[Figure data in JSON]
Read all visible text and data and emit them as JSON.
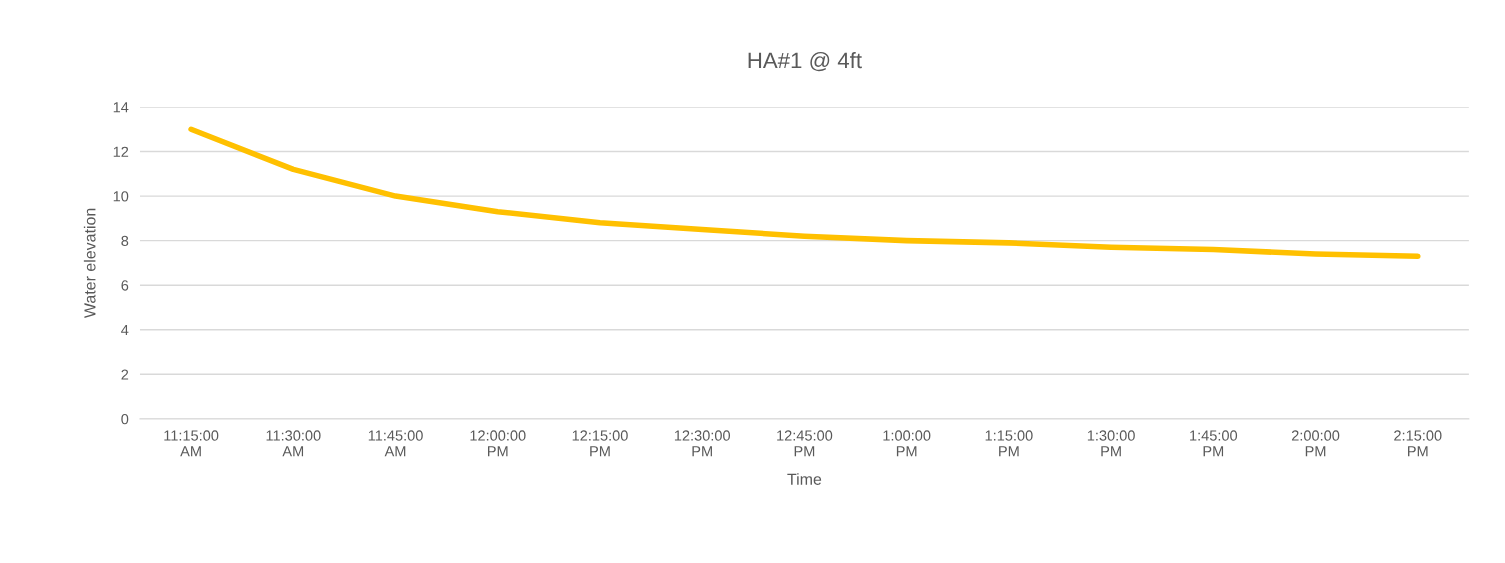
{
  "chart_data": {
    "type": "line",
    "title": "HA#1 @ 4ft",
    "xlabel": "Time",
    "ylabel": "Water elevation",
    "categories": [
      "11:15:00\nAM",
      "11:30:00\nAM",
      "11:45:00\nAM",
      "12:00:00\nPM",
      "12:15:00\nPM",
      "12:30:00\nPM",
      "12:45:00\nPM",
      "1:00:00\nPM",
      "1:15:00\nPM",
      "1:30:00\nPM",
      "1:45:00\nPM",
      "2:00:00\nPM",
      "2:15:00\nPM"
    ],
    "series": [
      {
        "color": "#ffc000",
        "values": [
          13.0,
          11.2,
          10.0,
          9.3,
          8.8,
          8.5,
          8.2,
          8.0,
          7.9,
          7.7,
          7.6,
          7.4,
          7.3
        ]
      }
    ],
    "ylim": [
      0,
      14
    ],
    "yticks": [
      0,
      2,
      4,
      6,
      8,
      10,
      12,
      14
    ],
    "grid": "y",
    "legend": false,
    "marker": "none",
    "line_style": "solid"
  }
}
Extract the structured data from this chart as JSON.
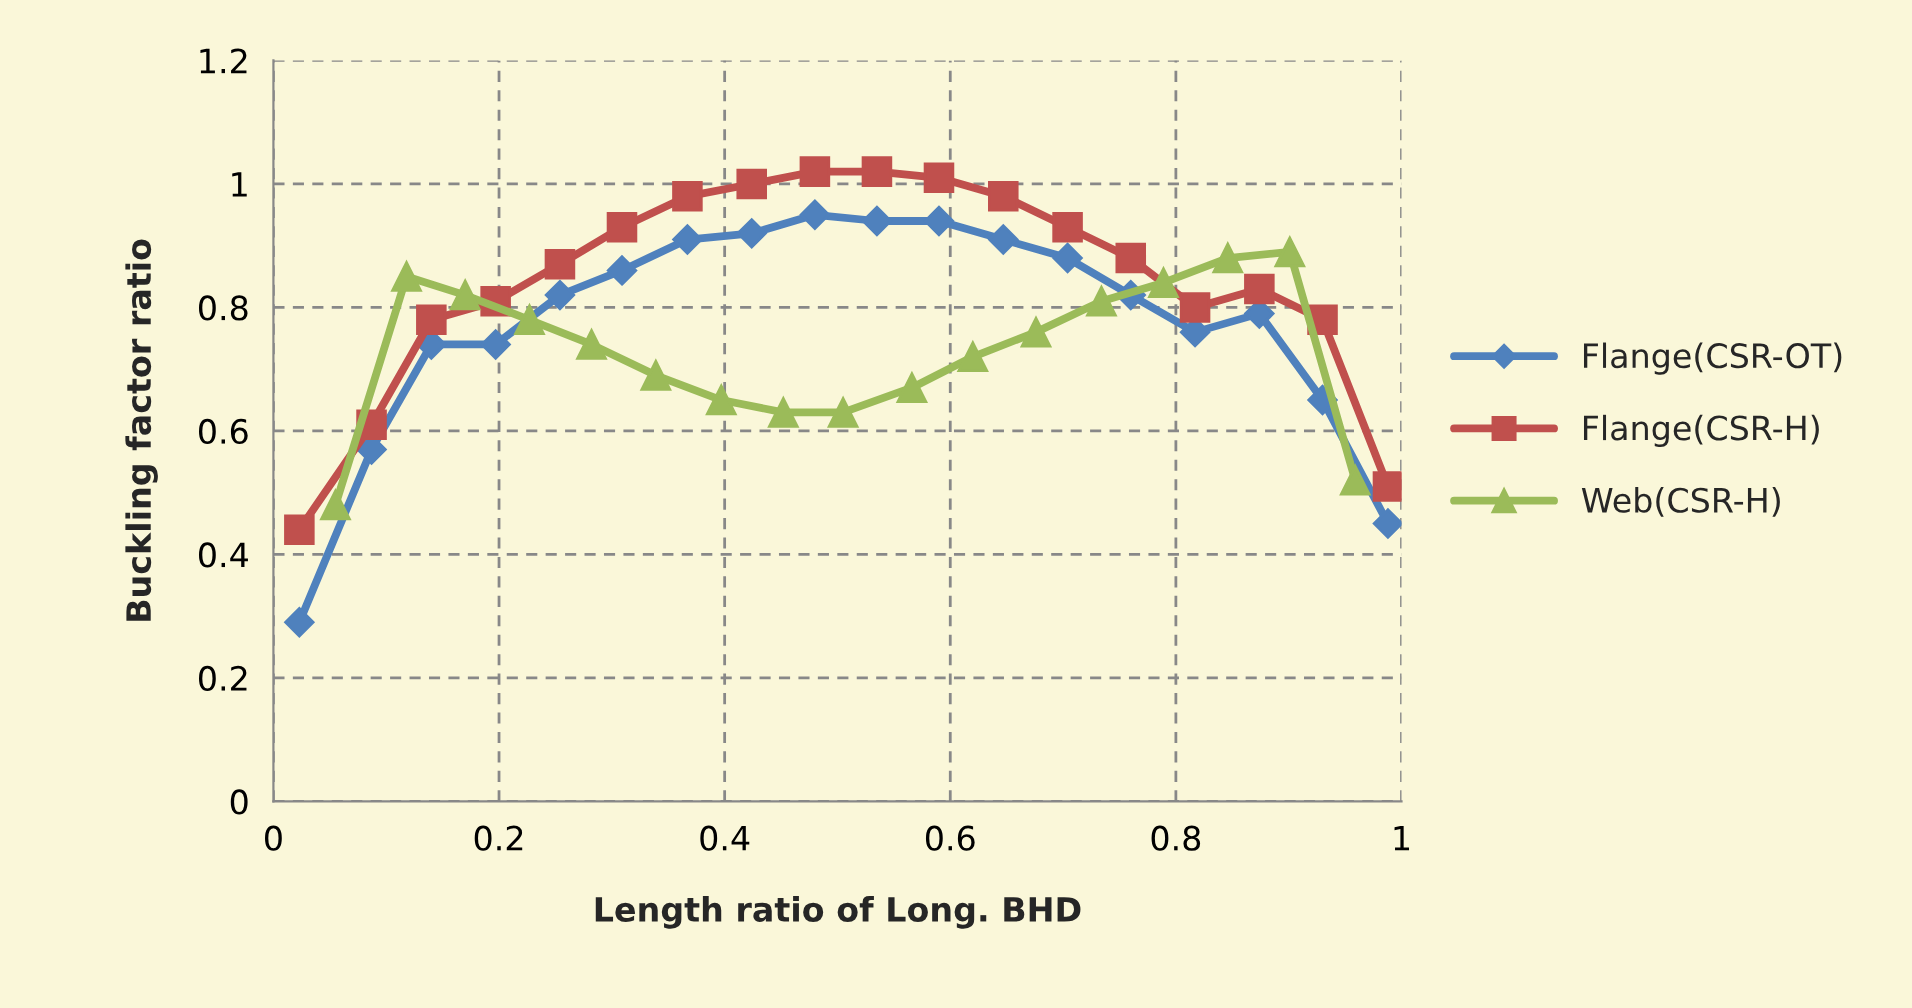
{
  "chart_data": {
    "type": "line",
    "xlabel": "Length ratio of Long. BHD",
    "ylabel": "Buckling factor ratio",
    "xlim": [
      0,
      1
    ],
    "xticks": [
      0,
      0.2,
      0.4,
      0.6,
      0.8,
      1
    ],
    "ylim": [
      0,
      1.2
    ],
    "yticks": [
      0,
      0.2,
      0.4,
      0.6,
      0.8,
      1,
      1.2
    ],
    "grid": true,
    "legend": "right",
    "line_style": "solid",
    "series": [
      {
        "name": "Flange(CSR-OT)",
        "color": "#4f81bd",
        "marker": "diamond",
        "x": [
          0.023,
          0.087,
          0.14,
          0.197,
          0.254,
          0.309,
          0.367,
          0.424,
          0.48,
          0.535,
          0.59,
          0.647,
          0.704,
          0.76,
          0.817,
          0.874,
          0.93,
          0.988
        ],
        "values": [
          0.29,
          0.57,
          0.74,
          0.74,
          0.82,
          0.86,
          0.91,
          0.92,
          0.95,
          0.94,
          0.94,
          0.91,
          0.88,
          0.82,
          0.76,
          0.79,
          0.65,
          0.45
        ]
      },
      {
        "name": "Flange(CSR-H)",
        "color": "#c0504d",
        "marker": "square",
        "x": [
          0.023,
          0.087,
          0.14,
          0.197,
          0.254,
          0.309,
          0.367,
          0.424,
          0.48,
          0.535,
          0.59,
          0.647,
          0.704,
          0.76,
          0.817,
          0.874,
          0.93,
          0.988
        ],
        "values": [
          0.44,
          0.61,
          0.78,
          0.81,
          0.87,
          0.93,
          0.98,
          1.0,
          1.02,
          1.02,
          1.01,
          0.98,
          0.93,
          0.88,
          0.8,
          0.83,
          0.78,
          0.51
        ]
      },
      {
        "name": "Web(CSR-H)",
        "color": "#9bbb59",
        "marker": "triangle",
        "x": [
          0.055,
          0.118,
          0.17,
          0.227,
          0.282,
          0.339,
          0.397,
          0.452,
          0.505,
          0.566,
          0.62,
          0.676,
          0.734,
          0.789,
          0.846,
          0.901,
          0.959
        ],
        "values": [
          0.48,
          0.85,
          0.82,
          0.78,
          0.74,
          0.69,
          0.65,
          0.63,
          0.63,
          0.67,
          0.72,
          0.76,
          0.81,
          0.84,
          0.88,
          0.89,
          0.52
        ]
      }
    ]
  }
}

Aim of the task.
Find every line that holds "xlabel" and copy it.

Reply to the task.
    "xlabel": "Time",
    "xlabel": "Length ratio of Long. BHD",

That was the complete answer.